## The problem
List each line of the data that holds the string "Thanks", please.

== Records for the exercise ==

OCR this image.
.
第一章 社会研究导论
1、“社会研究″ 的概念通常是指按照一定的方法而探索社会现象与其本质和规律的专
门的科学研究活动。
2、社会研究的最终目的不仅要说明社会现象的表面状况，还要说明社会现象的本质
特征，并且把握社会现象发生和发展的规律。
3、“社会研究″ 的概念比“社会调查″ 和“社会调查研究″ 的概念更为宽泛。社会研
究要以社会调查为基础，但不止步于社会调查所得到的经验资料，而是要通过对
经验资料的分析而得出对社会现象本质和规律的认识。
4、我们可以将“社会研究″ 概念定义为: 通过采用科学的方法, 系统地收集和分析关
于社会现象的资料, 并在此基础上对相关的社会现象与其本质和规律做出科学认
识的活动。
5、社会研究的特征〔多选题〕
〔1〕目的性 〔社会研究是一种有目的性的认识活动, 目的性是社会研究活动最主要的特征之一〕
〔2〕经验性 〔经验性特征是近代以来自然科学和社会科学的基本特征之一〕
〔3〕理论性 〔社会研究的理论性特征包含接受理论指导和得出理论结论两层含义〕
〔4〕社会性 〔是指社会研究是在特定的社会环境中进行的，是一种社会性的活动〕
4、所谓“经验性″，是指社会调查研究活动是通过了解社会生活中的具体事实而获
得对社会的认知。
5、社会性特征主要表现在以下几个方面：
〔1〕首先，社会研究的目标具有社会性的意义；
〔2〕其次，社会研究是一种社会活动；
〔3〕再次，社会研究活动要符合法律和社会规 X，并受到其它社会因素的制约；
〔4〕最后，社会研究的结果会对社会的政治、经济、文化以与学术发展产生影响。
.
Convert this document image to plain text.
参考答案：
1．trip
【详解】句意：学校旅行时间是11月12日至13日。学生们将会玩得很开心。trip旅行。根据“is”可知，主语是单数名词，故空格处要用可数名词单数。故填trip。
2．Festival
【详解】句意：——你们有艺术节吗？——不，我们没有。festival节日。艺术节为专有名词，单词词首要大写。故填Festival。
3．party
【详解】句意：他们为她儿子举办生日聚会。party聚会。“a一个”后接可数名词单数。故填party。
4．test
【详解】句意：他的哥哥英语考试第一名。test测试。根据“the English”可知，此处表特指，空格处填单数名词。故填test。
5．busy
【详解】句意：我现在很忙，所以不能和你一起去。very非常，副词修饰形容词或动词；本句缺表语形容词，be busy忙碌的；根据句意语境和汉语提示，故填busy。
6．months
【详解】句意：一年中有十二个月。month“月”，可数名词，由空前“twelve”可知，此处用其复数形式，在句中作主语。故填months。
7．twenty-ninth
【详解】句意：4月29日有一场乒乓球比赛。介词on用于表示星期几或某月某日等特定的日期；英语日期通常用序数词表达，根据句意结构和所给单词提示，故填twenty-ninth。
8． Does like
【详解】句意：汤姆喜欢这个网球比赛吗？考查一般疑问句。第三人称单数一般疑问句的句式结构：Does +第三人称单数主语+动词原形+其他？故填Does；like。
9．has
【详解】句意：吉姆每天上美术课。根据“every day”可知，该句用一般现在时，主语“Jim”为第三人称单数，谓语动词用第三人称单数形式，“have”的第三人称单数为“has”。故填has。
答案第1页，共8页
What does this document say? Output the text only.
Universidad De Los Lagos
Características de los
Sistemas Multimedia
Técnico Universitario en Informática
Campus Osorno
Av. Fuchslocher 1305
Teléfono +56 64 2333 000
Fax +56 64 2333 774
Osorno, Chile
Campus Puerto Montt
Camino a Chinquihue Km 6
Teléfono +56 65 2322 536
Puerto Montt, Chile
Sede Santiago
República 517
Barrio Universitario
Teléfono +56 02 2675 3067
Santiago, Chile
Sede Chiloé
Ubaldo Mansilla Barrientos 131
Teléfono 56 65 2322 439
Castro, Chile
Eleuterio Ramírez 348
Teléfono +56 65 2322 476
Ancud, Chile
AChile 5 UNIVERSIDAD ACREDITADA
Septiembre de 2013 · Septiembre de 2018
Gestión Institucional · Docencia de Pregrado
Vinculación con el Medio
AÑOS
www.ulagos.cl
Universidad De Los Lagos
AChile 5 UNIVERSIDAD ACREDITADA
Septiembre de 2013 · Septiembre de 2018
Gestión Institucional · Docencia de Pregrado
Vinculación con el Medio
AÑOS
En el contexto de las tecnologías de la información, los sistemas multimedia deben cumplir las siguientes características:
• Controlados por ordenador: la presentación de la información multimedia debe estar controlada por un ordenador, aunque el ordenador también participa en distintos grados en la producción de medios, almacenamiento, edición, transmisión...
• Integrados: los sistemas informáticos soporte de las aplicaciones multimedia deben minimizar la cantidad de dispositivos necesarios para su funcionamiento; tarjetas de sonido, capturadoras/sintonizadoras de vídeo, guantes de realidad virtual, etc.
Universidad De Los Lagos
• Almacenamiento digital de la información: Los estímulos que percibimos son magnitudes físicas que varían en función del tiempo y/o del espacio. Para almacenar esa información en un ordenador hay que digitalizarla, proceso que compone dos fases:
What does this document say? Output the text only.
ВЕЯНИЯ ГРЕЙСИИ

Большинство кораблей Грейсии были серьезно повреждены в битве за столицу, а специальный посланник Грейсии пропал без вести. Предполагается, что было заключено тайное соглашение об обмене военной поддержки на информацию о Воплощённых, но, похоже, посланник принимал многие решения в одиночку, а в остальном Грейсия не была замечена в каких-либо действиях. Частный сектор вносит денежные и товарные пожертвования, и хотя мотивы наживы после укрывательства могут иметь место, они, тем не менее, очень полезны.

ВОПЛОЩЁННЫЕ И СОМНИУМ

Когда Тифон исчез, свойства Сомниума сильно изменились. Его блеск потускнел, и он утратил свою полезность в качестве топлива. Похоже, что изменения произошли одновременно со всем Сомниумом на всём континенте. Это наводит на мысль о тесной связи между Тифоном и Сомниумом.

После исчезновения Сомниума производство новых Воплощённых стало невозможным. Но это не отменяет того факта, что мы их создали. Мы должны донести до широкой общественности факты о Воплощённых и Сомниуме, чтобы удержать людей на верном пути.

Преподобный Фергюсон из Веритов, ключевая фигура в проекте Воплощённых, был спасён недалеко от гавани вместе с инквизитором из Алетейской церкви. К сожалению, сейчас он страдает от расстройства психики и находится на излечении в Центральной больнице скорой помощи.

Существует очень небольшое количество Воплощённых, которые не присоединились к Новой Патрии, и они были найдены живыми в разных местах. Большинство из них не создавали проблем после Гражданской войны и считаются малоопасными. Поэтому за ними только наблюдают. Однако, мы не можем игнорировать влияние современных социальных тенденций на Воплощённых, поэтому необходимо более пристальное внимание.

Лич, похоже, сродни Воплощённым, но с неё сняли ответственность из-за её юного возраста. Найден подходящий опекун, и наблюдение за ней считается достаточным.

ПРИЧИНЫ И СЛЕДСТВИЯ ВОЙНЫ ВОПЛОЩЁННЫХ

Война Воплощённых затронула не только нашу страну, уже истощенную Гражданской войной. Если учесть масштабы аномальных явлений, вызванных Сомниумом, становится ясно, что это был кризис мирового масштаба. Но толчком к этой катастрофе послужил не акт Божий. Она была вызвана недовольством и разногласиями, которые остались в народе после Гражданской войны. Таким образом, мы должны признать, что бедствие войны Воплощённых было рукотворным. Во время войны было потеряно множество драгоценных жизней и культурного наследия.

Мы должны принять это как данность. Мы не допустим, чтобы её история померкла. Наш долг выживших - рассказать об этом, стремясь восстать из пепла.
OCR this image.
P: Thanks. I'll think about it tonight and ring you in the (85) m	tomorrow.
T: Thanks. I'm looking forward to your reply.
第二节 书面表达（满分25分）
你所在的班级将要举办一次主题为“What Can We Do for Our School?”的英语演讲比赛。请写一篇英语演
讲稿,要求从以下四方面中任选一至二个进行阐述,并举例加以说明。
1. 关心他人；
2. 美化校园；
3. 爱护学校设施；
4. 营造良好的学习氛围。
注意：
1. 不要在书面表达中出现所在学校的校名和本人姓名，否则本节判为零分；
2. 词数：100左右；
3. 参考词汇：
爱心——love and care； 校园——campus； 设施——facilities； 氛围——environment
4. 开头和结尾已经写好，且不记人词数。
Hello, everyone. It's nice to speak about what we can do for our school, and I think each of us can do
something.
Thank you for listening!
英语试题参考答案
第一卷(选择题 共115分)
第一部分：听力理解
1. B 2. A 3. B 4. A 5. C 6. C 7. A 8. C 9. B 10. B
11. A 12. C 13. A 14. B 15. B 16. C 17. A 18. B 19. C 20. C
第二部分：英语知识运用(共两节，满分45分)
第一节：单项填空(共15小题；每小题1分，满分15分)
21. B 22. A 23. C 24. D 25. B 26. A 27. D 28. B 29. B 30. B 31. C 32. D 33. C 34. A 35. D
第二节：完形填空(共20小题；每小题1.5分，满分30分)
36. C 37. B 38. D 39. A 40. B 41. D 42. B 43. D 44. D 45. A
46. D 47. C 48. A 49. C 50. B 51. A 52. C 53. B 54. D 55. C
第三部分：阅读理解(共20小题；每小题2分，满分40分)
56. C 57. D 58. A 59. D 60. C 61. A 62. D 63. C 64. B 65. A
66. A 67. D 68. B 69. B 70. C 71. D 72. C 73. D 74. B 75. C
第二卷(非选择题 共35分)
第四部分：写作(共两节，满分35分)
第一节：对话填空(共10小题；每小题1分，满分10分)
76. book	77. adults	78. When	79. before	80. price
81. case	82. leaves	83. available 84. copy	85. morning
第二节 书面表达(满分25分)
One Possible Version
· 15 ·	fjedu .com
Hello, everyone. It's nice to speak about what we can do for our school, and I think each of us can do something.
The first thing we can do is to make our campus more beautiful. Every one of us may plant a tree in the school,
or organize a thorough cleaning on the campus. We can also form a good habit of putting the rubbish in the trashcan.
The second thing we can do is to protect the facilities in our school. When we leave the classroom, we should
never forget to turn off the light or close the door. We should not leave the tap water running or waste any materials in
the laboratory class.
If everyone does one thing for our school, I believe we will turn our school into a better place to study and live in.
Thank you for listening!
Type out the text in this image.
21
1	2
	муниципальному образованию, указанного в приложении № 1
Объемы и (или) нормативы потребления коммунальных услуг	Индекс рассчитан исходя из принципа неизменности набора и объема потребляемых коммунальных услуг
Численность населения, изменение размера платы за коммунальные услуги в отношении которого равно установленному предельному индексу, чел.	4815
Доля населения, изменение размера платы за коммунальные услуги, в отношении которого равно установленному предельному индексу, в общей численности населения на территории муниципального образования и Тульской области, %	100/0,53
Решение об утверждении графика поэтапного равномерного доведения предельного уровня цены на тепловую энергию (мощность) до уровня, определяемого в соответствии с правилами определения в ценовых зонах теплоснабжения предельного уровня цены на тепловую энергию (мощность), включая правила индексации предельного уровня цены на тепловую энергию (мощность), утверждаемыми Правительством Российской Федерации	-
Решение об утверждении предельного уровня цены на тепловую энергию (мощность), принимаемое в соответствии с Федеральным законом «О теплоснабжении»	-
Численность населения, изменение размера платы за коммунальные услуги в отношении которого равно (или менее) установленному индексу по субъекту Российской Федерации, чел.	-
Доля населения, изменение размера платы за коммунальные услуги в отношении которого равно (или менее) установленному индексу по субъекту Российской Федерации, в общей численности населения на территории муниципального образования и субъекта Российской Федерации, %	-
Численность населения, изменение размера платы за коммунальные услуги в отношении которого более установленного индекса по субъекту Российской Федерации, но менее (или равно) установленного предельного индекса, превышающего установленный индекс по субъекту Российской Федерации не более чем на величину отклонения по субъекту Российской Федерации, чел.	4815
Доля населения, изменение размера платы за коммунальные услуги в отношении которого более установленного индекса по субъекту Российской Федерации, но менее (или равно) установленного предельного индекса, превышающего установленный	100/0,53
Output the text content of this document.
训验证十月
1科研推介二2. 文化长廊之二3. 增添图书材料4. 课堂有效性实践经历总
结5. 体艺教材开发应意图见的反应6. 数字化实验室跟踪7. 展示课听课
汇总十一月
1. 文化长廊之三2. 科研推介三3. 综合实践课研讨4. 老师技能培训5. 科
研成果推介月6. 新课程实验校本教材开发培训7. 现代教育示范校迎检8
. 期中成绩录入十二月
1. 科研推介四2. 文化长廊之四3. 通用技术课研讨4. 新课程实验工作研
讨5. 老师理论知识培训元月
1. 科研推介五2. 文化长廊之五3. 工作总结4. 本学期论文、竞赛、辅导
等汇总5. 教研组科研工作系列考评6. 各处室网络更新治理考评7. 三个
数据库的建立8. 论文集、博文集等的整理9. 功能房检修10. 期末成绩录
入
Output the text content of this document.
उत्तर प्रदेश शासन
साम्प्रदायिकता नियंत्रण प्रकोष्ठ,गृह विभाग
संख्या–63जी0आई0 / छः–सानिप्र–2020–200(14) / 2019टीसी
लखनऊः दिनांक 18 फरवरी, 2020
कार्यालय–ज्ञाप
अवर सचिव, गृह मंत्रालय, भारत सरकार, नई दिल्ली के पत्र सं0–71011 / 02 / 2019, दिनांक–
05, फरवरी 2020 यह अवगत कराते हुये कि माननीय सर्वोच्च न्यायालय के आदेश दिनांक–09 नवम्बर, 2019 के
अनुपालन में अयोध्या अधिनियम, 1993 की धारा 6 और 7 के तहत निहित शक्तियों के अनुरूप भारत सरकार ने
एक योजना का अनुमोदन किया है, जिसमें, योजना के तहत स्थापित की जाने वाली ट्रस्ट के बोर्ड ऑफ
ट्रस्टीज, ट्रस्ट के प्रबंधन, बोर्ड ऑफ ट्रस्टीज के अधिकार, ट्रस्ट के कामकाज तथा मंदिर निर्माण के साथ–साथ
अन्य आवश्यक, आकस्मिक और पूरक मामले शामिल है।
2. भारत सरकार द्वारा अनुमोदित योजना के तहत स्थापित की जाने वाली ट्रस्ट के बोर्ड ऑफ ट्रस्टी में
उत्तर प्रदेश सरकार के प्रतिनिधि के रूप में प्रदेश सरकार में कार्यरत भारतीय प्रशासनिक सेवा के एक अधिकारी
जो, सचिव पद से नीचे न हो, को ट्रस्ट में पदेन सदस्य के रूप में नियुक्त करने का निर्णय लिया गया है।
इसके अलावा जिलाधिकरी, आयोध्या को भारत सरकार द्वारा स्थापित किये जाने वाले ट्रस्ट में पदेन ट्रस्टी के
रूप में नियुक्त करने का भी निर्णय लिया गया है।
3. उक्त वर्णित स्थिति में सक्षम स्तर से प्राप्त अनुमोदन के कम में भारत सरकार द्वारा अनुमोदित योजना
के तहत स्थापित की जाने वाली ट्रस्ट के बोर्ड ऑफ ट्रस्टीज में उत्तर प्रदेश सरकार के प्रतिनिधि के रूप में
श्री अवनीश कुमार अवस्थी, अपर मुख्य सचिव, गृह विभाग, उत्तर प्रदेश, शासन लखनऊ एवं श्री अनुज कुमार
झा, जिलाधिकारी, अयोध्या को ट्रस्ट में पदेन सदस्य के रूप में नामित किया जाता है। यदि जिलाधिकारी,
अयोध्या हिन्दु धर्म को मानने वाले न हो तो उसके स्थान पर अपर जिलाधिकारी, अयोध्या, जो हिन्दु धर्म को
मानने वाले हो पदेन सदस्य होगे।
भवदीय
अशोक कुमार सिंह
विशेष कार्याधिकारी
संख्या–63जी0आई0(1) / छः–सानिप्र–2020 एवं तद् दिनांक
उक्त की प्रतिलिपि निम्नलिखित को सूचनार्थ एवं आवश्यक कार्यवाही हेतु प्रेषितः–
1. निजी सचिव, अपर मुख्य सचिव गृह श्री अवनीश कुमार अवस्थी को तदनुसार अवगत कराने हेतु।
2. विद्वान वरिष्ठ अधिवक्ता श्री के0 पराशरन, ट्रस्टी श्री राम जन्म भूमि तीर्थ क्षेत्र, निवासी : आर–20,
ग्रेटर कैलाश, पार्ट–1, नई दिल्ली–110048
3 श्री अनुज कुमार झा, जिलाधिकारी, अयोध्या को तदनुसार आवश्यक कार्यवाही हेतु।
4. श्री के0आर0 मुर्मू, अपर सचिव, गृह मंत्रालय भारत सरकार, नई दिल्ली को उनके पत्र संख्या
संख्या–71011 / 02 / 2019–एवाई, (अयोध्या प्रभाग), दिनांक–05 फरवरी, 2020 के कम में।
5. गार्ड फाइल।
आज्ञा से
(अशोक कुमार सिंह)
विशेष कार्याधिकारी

===

## Task answer
P: Thanks. I'll think about it tonight and ring you in the (85) m	tomorrow.
T: Thanks. I'm looking forward to your reply.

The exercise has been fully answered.